Collected data entries

————

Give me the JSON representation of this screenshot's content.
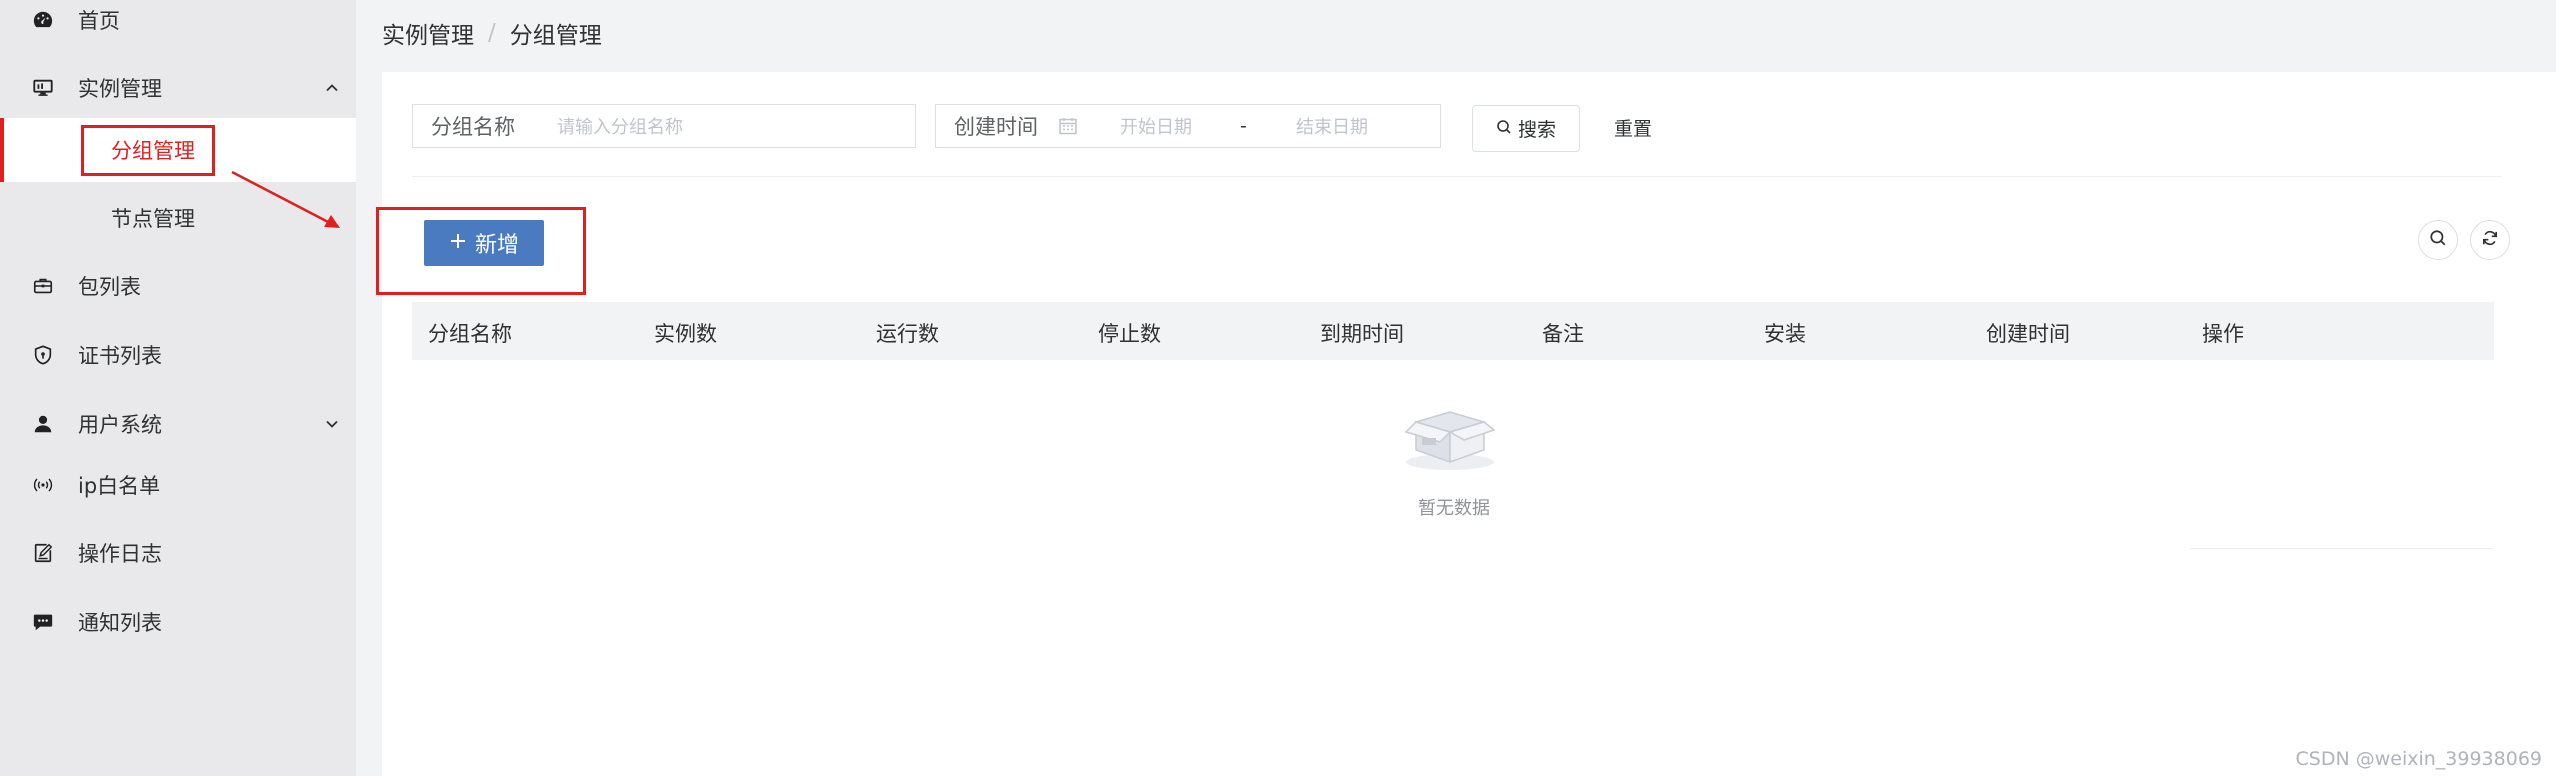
{
  "sidebar": {
    "items": [
      {
        "label": "首页",
        "icon": "dashboard-icon"
      },
      {
        "label": "实例管理",
        "icon": "monitor-icon",
        "expanded": true,
        "children": [
          {
            "label": "分组管理",
            "active": true
          },
          {
            "label": "节点管理"
          }
        ]
      },
      {
        "label": "包列表",
        "icon": "briefcase-icon"
      },
      {
        "label": "证书列表",
        "icon": "shield-icon"
      },
      {
        "label": "用户系统",
        "icon": "user-icon",
        "expanded": false
      },
      {
        "label": "ip白名单",
        "icon": "broadcast-icon"
      },
      {
        "label": "操作日志",
        "icon": "edit-log-icon"
      },
      {
        "label": "通知列表",
        "icon": "message-icon"
      }
    ]
  },
  "breadcrumb": {
    "items": [
      "实例管理",
      "分组管理"
    ],
    "separator": "/"
  },
  "filters": {
    "group_name_label": "分组名称",
    "group_name_placeholder": "请输入分组名称",
    "created_time_label": "创建时间",
    "start_placeholder": "开始日期",
    "range_sep": "-",
    "end_placeholder": "结束日期",
    "search_label": "搜索",
    "reset_label": "重置"
  },
  "toolbar": {
    "add_label": "新增"
  },
  "table": {
    "columns": [
      "分组名称",
      "实例数",
      "运行数",
      "停止数",
      "到期时间",
      "备注",
      "安装",
      "创建时间",
      "操作"
    ],
    "rows": [],
    "empty_text": "暂无数据"
  },
  "watermark": "CSDN @weixin_39938069",
  "colors": {
    "accent": "#4a7bc0",
    "active": "#e0201f",
    "sidebar_bg": "#e9e9eb"
  }
}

————

Copy the listing exactly. Any image in it stays out of the copy.

Give me the JSON representation of this screenshot's content.
{
  "sidebar": {
    "items": [
      {
        "label": "首页",
        "icon": "dashboard-icon"
      },
      {
        "label": "实例管理",
        "icon": "monitor-icon",
        "expanded": true,
        "children": [
          {
            "label": "分组管理",
            "active": true
          },
          {
            "label": "节点管理"
          }
        ]
      },
      {
        "label": "包列表",
        "icon": "briefcase-icon"
      },
      {
        "label": "证书列表",
        "icon": "shield-icon"
      },
      {
        "label": "用户系统",
        "icon": "user-icon",
        "expanded": false
      },
      {
        "label": "ip白名单",
        "icon": "broadcast-icon"
      },
      {
        "label": "操作日志",
        "icon": "edit-log-icon"
      },
      {
        "label": "通知列表",
        "icon": "message-icon"
      }
    ]
  },
  "breadcrumb": {
    "items": [
      "实例管理",
      "分组管理"
    ],
    "separator": "/"
  },
  "filters": {
    "group_name_label": "分组名称",
    "group_name_placeholder": "请输入分组名称",
    "created_time_label": "创建时间",
    "start_placeholder": "开始日期",
    "range_sep": "-",
    "end_placeholder": "结束日期",
    "search_label": "搜索",
    "reset_label": "重置"
  },
  "toolbar": {
    "add_label": "新增"
  },
  "table": {
    "columns": [
      "分组名称",
      "实例数",
      "运行数",
      "停止数",
      "到期时间",
      "备注",
      "安装",
      "创建时间",
      "操作"
    ],
    "rows": [],
    "empty_text": "暂无数据"
  },
  "watermark": "CSDN @weixin_39938069",
  "colors": {
    "accent": "#4a7bc0",
    "active": "#e0201f",
    "sidebar_bg": "#e9e9eb"
  }
}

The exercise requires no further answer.